Given data:
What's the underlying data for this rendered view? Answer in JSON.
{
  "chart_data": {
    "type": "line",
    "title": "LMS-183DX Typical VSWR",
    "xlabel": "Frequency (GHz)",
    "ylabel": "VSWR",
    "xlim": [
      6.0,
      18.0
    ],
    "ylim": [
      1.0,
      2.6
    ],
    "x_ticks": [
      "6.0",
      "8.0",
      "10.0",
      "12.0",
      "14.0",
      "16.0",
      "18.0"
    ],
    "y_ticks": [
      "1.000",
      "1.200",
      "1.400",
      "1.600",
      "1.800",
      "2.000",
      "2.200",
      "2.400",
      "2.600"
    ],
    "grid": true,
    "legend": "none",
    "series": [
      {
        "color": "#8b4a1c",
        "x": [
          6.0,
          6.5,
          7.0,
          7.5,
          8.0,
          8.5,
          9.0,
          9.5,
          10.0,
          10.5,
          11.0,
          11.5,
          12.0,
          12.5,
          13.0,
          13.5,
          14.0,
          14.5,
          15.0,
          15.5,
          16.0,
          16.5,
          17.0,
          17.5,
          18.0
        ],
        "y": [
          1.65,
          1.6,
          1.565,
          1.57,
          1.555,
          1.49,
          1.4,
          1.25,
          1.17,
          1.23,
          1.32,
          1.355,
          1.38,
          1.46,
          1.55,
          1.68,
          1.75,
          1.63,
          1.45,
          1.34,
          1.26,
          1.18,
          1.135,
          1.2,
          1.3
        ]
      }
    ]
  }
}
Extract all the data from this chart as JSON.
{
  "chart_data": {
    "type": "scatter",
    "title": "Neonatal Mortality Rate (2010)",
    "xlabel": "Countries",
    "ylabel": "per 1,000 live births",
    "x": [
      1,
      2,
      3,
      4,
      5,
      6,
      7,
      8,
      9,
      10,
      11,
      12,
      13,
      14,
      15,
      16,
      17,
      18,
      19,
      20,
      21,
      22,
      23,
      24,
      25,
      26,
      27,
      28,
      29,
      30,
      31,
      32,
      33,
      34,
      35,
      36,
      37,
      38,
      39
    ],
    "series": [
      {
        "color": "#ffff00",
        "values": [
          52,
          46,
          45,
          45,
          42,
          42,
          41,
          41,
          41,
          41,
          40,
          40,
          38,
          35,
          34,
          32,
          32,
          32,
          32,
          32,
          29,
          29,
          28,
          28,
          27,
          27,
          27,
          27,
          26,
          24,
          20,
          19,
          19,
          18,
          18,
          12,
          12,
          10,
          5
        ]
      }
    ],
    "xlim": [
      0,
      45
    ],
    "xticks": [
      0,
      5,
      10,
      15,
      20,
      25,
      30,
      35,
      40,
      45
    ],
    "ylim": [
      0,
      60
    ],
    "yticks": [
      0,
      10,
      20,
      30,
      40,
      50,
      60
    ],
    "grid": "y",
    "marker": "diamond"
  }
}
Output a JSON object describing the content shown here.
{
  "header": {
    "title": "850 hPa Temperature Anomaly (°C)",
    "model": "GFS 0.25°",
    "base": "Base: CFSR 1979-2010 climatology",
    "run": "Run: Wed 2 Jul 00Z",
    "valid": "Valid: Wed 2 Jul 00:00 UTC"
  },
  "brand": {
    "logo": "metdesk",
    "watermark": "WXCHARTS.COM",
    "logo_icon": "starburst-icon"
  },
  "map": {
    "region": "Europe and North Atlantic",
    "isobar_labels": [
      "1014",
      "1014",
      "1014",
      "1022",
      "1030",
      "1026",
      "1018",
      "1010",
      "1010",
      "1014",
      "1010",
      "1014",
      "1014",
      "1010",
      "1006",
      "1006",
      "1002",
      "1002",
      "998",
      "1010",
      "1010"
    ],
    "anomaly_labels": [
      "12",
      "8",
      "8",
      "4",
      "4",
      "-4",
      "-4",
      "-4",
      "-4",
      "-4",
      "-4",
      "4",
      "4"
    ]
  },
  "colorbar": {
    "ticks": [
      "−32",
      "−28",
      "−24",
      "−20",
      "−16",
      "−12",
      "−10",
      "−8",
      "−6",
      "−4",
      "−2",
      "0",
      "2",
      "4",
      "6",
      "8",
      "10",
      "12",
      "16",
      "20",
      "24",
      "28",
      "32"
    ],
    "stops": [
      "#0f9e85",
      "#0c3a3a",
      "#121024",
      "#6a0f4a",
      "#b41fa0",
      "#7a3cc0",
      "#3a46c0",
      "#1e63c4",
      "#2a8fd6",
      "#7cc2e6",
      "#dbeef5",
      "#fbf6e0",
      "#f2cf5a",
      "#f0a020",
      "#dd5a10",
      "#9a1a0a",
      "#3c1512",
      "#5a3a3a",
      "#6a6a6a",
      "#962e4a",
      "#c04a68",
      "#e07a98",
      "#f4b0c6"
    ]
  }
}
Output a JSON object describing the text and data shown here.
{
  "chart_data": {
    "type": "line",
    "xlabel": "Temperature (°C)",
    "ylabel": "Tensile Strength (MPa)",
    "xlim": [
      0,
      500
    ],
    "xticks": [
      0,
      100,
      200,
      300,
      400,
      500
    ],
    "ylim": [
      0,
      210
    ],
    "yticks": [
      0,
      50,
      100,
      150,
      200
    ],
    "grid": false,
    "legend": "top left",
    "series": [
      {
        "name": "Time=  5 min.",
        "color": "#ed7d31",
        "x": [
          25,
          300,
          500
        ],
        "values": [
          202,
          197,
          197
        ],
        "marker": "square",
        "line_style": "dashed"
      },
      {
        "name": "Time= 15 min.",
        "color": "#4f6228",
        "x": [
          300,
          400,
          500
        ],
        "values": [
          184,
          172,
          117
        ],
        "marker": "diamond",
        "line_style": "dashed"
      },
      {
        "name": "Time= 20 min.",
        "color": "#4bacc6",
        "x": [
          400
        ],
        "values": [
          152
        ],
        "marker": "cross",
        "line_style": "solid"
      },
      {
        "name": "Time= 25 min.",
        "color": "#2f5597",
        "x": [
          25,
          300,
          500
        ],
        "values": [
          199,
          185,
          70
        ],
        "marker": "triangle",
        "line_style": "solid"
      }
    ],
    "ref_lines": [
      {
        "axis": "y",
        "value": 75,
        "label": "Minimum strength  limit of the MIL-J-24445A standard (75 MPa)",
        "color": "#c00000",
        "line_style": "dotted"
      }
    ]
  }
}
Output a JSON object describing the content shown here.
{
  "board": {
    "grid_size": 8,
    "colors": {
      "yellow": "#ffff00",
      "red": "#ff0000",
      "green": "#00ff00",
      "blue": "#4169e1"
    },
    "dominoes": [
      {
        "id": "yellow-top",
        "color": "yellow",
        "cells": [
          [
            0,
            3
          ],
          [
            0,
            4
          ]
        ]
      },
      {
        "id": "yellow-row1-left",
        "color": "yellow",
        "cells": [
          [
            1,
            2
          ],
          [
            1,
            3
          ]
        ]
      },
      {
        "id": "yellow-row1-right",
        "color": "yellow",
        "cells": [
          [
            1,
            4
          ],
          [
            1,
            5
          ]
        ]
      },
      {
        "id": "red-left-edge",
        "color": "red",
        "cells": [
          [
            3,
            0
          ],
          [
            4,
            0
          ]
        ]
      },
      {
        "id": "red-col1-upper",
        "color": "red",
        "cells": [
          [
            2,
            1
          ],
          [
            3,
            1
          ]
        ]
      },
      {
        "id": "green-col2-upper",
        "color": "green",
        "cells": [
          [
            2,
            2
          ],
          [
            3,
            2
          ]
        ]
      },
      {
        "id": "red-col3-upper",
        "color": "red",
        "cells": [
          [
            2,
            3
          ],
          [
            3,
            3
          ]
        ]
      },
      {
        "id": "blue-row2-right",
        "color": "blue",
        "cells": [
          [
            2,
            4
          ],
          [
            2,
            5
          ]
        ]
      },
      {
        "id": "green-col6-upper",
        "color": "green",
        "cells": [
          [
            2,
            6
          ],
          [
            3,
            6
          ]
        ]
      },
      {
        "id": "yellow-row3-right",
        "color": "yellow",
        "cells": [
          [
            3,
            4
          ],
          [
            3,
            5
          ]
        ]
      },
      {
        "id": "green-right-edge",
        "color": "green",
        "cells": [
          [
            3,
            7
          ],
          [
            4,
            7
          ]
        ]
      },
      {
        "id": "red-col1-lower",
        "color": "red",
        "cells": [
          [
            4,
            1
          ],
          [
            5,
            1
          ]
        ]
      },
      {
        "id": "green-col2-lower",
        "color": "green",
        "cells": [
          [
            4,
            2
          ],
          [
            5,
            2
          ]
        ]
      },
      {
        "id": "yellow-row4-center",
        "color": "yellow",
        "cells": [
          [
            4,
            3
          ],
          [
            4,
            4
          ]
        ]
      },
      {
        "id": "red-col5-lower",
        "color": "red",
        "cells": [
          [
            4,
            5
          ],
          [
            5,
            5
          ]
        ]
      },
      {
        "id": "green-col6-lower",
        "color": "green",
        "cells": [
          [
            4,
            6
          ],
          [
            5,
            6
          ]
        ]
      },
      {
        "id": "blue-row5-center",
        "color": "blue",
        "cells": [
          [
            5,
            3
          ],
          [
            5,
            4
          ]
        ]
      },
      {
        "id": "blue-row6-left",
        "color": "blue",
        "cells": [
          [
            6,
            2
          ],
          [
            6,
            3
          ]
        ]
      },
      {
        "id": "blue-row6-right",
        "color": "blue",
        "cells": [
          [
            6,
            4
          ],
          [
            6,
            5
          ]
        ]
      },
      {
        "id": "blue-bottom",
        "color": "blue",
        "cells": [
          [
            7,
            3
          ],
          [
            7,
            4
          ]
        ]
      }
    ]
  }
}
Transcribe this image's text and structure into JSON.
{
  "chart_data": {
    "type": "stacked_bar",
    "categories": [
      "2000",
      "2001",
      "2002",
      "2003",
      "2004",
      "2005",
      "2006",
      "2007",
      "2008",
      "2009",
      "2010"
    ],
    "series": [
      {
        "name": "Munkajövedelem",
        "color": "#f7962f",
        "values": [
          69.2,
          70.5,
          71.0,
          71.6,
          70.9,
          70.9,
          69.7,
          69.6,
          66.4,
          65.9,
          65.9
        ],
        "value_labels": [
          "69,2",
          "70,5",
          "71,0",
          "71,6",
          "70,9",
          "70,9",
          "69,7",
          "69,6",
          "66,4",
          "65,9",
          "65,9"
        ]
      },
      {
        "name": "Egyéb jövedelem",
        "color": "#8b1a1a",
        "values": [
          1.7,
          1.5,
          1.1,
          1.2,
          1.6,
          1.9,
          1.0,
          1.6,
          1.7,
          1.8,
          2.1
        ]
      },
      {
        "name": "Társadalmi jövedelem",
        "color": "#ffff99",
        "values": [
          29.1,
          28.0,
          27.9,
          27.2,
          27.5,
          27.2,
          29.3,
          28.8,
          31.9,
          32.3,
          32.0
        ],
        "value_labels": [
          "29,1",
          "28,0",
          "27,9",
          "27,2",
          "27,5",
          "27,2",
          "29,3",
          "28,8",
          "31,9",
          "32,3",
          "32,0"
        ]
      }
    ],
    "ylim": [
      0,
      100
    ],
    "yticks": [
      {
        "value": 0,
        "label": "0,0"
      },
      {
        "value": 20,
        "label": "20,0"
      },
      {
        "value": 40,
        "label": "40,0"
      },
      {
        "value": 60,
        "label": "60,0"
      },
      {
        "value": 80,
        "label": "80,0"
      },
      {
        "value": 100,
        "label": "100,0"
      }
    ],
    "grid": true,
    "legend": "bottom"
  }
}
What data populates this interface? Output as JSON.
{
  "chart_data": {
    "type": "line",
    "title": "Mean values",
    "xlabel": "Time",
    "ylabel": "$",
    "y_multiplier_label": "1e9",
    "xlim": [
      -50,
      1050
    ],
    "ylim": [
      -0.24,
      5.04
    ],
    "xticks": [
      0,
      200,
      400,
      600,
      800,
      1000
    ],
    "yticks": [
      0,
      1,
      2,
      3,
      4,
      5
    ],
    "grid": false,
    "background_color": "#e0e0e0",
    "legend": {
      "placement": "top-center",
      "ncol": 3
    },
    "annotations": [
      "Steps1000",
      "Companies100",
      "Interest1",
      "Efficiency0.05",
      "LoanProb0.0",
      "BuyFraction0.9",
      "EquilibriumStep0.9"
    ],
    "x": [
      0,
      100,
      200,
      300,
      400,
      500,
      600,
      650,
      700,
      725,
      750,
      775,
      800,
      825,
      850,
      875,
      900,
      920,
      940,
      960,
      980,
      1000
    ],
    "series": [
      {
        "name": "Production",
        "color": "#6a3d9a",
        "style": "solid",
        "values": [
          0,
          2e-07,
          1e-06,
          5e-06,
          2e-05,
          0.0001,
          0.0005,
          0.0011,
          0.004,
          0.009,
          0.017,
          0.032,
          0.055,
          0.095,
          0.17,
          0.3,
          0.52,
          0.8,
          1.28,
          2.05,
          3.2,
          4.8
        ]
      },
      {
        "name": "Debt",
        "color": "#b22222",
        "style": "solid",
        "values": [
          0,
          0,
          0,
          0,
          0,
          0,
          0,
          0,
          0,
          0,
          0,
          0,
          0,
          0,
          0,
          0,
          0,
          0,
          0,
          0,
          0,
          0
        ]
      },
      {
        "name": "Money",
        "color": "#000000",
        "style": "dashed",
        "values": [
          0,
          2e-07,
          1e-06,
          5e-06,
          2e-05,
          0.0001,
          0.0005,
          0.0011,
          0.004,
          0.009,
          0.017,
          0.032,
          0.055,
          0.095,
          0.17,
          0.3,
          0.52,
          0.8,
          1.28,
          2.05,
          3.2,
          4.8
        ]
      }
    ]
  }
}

What you should do: Scan the material above for the string "name" and return the lines that hold it.

Correct response:
        "name": "Time=  5 min.",
        "name": "Time= 15 min.",
        "name": "Time= 20 min.",
        "name": "Time= 25 min.",
        "name": "Munkajövedelem",
        "name": "Egyéb jövedelem",
        "name": "Társadalmi jövedelem",
        "name": "Production",
        "name": "Debt",
        "name": "Money",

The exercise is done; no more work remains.